Set exercise> Lines containing the word "VeeGPT" are to be counted; state their number and nothing further.

Task material>
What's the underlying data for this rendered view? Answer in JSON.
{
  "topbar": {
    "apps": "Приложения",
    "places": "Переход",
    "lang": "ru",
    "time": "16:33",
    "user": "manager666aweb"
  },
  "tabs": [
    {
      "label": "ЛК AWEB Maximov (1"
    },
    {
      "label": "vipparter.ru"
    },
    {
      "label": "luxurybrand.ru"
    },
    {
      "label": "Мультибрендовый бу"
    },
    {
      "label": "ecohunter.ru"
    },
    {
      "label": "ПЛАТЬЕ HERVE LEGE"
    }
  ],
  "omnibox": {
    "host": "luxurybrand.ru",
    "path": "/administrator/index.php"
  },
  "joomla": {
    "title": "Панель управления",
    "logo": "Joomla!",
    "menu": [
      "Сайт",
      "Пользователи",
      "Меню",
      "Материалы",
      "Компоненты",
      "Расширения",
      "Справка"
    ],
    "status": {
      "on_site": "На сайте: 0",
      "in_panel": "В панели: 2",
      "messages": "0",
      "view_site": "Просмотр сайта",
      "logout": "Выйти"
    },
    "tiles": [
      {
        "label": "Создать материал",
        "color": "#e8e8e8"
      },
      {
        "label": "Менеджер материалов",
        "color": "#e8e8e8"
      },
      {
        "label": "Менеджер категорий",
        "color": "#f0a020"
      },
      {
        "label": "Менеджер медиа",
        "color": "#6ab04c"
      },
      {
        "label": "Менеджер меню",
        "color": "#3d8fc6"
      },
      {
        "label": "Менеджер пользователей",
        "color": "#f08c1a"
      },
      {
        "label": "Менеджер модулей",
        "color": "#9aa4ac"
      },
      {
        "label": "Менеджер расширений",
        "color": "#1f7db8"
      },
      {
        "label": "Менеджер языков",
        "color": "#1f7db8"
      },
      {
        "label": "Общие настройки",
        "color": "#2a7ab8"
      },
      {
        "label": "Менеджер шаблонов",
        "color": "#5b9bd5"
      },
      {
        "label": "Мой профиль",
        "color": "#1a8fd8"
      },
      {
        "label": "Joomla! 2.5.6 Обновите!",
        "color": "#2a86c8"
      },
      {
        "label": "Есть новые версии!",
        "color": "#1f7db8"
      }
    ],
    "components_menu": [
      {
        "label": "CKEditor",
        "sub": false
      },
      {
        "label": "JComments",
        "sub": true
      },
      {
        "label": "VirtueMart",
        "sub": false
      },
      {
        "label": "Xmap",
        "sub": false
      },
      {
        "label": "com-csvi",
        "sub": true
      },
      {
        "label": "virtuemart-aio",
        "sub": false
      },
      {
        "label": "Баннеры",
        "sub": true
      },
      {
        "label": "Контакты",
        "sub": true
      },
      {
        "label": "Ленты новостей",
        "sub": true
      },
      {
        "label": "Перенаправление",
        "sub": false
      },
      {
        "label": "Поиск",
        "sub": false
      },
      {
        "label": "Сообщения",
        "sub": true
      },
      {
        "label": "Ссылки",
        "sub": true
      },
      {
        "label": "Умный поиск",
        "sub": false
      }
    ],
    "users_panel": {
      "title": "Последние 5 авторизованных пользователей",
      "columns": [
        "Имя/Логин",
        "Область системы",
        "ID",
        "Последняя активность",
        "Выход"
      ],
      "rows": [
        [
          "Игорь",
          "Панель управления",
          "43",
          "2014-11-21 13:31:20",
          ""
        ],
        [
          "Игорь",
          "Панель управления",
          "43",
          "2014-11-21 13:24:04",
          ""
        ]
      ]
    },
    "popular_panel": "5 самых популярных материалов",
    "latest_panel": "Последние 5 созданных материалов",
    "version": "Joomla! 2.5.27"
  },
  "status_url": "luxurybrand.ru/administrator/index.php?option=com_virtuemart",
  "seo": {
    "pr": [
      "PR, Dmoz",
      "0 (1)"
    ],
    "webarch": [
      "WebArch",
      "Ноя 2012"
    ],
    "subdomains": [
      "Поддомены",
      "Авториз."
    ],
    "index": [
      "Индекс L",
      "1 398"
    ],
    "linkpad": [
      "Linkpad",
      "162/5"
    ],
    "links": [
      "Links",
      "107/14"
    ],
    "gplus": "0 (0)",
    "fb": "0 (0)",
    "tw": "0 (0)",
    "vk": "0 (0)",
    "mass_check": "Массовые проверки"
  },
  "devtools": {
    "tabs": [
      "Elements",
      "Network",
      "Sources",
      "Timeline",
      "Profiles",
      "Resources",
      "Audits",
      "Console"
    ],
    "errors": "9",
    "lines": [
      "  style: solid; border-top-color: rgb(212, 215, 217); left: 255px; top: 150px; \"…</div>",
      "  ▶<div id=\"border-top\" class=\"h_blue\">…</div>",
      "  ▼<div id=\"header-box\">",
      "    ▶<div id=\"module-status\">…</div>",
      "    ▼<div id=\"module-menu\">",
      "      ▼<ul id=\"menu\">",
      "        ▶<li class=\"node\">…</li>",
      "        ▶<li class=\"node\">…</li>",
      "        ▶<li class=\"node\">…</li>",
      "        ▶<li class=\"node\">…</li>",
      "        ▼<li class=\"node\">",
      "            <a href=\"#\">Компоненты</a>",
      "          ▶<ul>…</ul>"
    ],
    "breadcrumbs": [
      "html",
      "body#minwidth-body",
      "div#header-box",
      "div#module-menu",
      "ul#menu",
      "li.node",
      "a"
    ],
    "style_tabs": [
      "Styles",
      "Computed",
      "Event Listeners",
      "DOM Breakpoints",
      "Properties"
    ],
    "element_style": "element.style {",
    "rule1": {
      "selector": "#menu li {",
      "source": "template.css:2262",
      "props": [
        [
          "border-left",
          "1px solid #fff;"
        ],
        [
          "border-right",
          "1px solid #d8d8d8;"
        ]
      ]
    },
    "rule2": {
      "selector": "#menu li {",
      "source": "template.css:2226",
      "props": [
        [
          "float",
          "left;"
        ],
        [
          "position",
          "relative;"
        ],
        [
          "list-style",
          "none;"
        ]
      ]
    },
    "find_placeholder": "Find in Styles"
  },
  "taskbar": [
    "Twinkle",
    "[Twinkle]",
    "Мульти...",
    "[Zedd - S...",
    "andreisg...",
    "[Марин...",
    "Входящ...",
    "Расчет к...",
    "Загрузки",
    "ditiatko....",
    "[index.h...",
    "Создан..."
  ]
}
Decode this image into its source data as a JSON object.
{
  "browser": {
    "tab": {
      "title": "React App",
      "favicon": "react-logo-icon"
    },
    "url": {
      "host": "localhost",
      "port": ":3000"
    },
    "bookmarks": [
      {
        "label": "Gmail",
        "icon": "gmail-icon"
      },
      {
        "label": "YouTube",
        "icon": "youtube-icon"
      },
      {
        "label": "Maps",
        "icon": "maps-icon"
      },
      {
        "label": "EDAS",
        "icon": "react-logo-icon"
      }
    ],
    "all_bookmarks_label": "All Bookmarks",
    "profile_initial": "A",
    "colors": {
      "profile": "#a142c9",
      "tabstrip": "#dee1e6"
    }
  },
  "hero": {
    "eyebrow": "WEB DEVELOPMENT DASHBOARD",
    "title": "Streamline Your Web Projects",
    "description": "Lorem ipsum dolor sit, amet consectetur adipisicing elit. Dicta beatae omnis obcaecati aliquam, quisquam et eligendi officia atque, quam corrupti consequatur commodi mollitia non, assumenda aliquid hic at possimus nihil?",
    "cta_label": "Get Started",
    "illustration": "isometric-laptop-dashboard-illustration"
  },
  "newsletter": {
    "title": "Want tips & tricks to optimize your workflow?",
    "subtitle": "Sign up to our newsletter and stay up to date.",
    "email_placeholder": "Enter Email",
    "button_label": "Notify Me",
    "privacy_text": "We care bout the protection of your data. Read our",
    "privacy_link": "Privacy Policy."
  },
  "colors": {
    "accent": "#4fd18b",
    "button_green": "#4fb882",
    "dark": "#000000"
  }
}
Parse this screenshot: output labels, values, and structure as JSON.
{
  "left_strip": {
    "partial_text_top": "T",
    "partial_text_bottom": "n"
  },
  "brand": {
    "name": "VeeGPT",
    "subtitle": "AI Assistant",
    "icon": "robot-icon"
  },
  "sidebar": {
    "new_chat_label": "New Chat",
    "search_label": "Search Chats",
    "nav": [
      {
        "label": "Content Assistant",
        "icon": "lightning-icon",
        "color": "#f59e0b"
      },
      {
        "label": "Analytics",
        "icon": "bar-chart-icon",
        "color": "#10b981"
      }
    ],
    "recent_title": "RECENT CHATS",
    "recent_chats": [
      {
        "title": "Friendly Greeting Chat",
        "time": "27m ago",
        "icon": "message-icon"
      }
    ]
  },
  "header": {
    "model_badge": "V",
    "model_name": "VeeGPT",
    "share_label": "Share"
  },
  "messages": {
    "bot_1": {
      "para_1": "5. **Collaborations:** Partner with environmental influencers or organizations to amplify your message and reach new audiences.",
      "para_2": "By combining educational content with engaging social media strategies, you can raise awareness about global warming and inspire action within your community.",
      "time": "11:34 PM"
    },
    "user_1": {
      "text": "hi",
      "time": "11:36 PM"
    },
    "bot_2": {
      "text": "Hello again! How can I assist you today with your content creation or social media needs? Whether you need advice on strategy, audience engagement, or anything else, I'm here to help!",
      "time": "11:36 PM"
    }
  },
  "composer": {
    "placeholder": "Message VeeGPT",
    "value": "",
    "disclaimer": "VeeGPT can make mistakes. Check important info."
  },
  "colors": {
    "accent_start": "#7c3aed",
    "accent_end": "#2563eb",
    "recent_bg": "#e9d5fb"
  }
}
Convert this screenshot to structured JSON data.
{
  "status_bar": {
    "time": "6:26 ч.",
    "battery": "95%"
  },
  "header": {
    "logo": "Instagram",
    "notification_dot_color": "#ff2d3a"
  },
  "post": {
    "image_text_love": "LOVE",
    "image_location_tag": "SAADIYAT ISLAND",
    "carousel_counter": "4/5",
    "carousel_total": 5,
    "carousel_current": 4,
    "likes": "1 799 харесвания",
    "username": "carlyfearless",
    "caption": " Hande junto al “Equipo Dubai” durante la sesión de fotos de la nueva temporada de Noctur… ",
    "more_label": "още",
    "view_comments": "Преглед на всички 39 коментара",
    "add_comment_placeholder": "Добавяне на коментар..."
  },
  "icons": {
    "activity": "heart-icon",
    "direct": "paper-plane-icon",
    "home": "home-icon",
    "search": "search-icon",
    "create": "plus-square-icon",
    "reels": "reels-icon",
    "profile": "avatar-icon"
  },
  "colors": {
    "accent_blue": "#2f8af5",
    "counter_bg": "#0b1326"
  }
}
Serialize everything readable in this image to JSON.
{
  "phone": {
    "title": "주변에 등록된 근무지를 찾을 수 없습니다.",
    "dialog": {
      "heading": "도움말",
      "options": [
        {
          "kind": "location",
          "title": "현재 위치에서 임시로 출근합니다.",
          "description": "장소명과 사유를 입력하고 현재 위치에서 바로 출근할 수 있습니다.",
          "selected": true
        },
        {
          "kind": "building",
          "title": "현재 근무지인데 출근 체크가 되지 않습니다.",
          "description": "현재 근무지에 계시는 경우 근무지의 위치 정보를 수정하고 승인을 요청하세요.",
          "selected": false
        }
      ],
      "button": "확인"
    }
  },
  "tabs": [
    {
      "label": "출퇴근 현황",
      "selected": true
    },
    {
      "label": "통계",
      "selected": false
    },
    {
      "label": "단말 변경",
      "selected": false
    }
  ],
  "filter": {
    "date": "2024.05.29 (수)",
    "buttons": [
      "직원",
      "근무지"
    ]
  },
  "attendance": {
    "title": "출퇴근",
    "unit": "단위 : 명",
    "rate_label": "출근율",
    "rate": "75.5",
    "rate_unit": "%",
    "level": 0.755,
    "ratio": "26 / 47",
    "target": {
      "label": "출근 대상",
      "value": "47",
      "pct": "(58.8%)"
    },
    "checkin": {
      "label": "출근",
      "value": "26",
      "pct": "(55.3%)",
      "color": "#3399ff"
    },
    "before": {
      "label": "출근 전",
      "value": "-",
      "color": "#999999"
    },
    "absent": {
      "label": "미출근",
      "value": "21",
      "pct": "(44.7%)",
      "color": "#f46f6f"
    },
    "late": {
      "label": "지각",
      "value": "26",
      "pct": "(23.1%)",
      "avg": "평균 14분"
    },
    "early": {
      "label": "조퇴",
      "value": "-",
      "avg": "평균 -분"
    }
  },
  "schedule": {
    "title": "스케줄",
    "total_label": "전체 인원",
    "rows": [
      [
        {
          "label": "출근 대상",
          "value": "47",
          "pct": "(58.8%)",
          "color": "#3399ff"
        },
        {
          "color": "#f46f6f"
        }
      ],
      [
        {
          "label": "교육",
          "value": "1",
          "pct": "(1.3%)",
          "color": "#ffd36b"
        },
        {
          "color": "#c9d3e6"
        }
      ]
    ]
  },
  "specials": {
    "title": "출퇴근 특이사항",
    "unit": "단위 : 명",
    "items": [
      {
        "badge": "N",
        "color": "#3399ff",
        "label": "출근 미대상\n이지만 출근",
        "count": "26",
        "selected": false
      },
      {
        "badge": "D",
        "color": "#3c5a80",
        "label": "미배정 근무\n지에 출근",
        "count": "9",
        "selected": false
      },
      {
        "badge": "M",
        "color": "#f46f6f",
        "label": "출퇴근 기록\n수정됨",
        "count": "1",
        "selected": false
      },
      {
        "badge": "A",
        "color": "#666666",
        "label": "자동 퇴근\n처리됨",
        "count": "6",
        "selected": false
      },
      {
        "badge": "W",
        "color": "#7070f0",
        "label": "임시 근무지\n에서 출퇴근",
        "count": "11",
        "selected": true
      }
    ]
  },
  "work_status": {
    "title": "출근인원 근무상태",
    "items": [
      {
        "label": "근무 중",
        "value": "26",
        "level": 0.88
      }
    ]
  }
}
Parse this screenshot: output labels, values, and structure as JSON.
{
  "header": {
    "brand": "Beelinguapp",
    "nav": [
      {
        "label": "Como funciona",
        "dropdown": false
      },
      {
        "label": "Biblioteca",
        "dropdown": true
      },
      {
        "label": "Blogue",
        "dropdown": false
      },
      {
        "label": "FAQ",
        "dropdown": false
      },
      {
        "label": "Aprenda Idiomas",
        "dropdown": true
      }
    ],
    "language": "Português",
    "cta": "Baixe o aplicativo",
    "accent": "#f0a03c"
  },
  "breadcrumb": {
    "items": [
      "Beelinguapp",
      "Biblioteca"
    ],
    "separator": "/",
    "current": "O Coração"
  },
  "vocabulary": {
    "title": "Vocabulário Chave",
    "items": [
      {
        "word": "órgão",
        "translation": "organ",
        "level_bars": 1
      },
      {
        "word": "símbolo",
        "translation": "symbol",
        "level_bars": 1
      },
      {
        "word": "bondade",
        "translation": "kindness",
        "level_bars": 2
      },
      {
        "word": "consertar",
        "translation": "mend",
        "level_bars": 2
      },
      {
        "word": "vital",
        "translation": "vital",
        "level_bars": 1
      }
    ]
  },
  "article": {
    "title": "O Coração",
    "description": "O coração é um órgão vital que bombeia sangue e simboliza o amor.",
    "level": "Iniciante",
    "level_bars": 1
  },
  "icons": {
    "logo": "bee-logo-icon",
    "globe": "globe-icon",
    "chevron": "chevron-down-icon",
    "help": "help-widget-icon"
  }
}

Completed task> 4